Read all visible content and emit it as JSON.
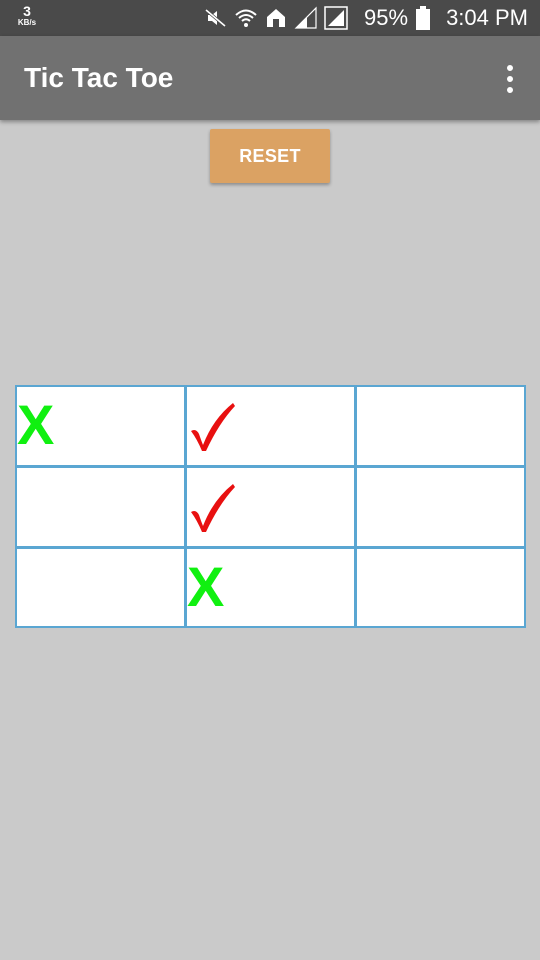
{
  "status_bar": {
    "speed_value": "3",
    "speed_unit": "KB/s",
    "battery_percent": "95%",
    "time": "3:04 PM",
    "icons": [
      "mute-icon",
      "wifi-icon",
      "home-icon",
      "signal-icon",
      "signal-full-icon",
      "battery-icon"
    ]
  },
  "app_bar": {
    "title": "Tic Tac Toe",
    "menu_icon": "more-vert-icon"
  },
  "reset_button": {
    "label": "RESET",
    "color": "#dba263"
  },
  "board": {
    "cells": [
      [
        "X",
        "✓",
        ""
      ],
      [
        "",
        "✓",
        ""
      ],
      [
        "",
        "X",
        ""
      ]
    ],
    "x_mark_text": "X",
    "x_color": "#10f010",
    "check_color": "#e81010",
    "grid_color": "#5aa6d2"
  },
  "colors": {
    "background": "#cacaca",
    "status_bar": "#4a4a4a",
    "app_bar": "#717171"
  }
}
☆ ☆ ☆ ☆ ☆
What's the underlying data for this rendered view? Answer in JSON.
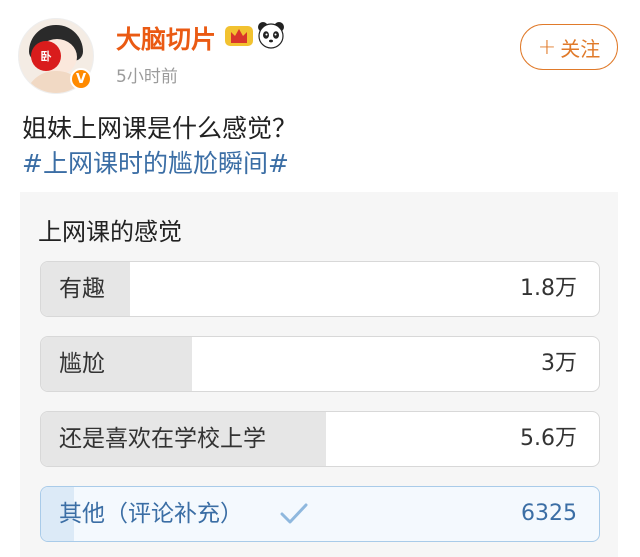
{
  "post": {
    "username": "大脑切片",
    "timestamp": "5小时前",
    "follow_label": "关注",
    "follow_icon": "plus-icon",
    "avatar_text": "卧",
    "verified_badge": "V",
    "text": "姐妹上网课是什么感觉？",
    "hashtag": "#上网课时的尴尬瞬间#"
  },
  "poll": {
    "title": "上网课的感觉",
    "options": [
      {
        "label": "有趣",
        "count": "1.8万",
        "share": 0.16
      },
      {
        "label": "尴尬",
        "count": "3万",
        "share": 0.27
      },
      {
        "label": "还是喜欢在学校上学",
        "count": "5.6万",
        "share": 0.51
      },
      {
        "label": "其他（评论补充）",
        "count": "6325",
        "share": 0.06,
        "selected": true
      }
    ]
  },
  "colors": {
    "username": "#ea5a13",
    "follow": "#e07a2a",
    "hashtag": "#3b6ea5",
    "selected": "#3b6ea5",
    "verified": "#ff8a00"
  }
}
☆ ☆ ☆ ☆ ☆
_EXERCISE DIRECTIONS_. Go through the entries above and pull out each line with "count" in it.

_WORKED ANSWER_.
        "count": "1.8万",
        "count": "3万",
        "count": "5.6万",
        "count": "6325",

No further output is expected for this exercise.